Texte présenté
· · · · · · ·


«Bourdon. Il y a longtemps que nous aurions dû manifester aux sociétés affiliées ce que nous pensons de Marat. Comment ont-elles jamais pu confondre Marat et Robespierre? Robespierre est un homme vraiment vertueux, auquel, depuis la révolution, nous n'avons aucun reproche à faire; Robespierre est modéré dans ses moyens, au lieu que Marat est un écrivain fougueux qui nuit beaucoup aux jacobins (murmures); et d'ailleurs il est bon d'observer que Marat nous fait beaucoup de tort à la convention nationale.

«Les députés s'imaginent que nous sommes partisans de Marat; on nous appelle des maratistes; si on s'aperçoit que nous savons apprécier Marat, alors vous verrez les députés se rapprocher de la Montagne où nous siégeons, vous les verrez venir dans le sein de cette société, vous verrez les sociétés affiliées revenir de leur égarement et se rallier de nouveau au berceau de la liberté. Si Marat est patriote, il doit accéder à la motion que je vais faire. Marat doit se sacrifier à la cause de la liberté. Je demande qu'il soit rayé du tableau des membres de la société.»

«Cette motion excite quelques applaudissemens, de violens murmures dans une partie de la salle, et une violente agitation dans les tribunes.

«On se rappelle que, huit jours avant cette scène d'un nouveau genre, Marat avait été couvert d'applaudissemens dans la société; le peuple des tribunes, qui a de la mémoire, se le rappelait fort bien; il ne pouvait pas croire qu'il se fût opéré un si prompt changement dans les esprits; et, comme l'instinct moral du peuple est toujours juste, il a vivement été indigné de la proposition de Bourdon; le peuple a défendu son vertueux ami; il n'a pas cru que dans huit jours il ait pu démériter de la société, car, quoiqu'on ait dit que l'ingratitude était une vertu des républiques, on aura beaucoup de peine à familiariser le peuple français avec ces sortes de vertus.

· · · · · · ·

Consigne
Dans le texte présenté, que réclame Bourdon au terme de sa motion contre Marat ? On peut se passer des enregistrements pour faire ce travail.

· · · · · · ·

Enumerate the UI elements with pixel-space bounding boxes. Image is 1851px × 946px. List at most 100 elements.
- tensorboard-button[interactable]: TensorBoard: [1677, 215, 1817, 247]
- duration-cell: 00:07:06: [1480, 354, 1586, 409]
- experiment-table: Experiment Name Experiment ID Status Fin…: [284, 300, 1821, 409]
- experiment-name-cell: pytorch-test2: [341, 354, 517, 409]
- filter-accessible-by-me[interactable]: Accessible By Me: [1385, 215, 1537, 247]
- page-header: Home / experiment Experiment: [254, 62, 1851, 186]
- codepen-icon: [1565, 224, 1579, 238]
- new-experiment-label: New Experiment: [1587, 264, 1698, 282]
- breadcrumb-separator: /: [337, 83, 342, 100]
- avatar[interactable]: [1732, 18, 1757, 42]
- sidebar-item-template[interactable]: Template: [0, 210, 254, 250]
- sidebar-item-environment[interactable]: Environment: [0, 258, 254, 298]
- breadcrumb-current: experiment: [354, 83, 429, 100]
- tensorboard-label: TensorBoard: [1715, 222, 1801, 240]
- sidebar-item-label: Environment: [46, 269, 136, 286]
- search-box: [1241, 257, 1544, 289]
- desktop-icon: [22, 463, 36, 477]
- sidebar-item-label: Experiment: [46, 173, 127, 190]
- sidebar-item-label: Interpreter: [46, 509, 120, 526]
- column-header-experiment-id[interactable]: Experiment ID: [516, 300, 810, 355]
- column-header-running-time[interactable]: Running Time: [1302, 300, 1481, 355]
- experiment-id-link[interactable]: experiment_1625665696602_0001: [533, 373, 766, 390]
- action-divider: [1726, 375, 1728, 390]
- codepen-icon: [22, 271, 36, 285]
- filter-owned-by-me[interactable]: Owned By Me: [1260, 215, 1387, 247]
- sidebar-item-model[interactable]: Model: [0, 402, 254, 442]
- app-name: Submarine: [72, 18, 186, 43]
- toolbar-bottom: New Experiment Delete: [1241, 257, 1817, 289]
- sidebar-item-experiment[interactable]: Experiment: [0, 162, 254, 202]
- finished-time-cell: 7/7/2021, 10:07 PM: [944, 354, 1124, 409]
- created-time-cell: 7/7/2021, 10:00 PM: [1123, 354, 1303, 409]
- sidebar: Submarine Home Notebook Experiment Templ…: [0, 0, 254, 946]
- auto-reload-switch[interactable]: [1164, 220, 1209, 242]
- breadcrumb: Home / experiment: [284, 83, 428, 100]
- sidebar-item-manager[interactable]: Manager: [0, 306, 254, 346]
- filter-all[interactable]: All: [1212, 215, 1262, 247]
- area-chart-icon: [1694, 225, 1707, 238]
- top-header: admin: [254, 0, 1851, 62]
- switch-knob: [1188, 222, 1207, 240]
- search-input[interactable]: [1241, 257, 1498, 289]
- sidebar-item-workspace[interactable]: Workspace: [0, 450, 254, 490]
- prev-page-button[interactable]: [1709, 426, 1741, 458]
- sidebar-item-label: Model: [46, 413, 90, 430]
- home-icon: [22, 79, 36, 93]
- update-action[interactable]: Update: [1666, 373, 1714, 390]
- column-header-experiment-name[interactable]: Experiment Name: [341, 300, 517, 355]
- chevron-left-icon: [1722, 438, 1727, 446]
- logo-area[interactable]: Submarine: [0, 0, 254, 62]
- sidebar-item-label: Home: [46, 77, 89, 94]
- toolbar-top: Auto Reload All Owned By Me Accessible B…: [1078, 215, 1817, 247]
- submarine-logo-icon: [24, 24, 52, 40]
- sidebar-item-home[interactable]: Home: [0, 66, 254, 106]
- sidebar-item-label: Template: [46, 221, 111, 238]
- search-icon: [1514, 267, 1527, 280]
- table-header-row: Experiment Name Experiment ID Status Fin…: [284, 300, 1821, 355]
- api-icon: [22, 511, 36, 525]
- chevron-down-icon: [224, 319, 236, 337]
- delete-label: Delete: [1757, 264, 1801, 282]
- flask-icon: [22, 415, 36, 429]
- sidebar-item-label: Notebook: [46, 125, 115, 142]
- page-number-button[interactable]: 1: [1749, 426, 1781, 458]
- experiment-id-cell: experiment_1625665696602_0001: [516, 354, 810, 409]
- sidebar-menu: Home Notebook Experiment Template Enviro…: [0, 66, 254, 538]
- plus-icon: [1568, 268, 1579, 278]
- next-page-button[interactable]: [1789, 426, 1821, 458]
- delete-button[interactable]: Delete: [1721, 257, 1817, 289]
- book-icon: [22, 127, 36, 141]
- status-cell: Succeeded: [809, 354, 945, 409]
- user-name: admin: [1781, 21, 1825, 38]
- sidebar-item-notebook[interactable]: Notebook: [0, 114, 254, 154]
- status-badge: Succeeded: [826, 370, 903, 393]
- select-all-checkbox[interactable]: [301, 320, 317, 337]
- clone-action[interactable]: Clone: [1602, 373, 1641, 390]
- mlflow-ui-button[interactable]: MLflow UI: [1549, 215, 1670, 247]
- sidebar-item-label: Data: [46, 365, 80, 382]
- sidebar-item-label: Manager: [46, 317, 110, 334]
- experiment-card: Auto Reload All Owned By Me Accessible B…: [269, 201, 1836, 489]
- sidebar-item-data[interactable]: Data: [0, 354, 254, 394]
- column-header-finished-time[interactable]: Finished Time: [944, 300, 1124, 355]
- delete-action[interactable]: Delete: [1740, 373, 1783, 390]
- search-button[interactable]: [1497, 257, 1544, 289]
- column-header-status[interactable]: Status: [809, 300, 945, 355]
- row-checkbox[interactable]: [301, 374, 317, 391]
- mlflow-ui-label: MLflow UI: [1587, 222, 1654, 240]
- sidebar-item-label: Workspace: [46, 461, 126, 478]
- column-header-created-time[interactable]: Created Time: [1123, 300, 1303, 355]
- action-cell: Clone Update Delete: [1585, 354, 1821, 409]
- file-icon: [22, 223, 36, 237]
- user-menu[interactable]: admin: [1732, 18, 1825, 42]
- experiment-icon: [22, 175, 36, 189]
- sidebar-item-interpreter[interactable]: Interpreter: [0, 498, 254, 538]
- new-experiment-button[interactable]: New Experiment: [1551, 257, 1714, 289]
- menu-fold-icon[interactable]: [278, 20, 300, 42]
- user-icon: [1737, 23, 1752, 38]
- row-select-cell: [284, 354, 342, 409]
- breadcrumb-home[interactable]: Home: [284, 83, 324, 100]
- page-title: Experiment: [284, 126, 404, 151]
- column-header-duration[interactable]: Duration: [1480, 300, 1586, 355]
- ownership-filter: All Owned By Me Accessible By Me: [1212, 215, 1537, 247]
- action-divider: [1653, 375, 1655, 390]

· · · · · · ·

Corrigé
Il demande que Marat soit rayé du tableau des membres de la société.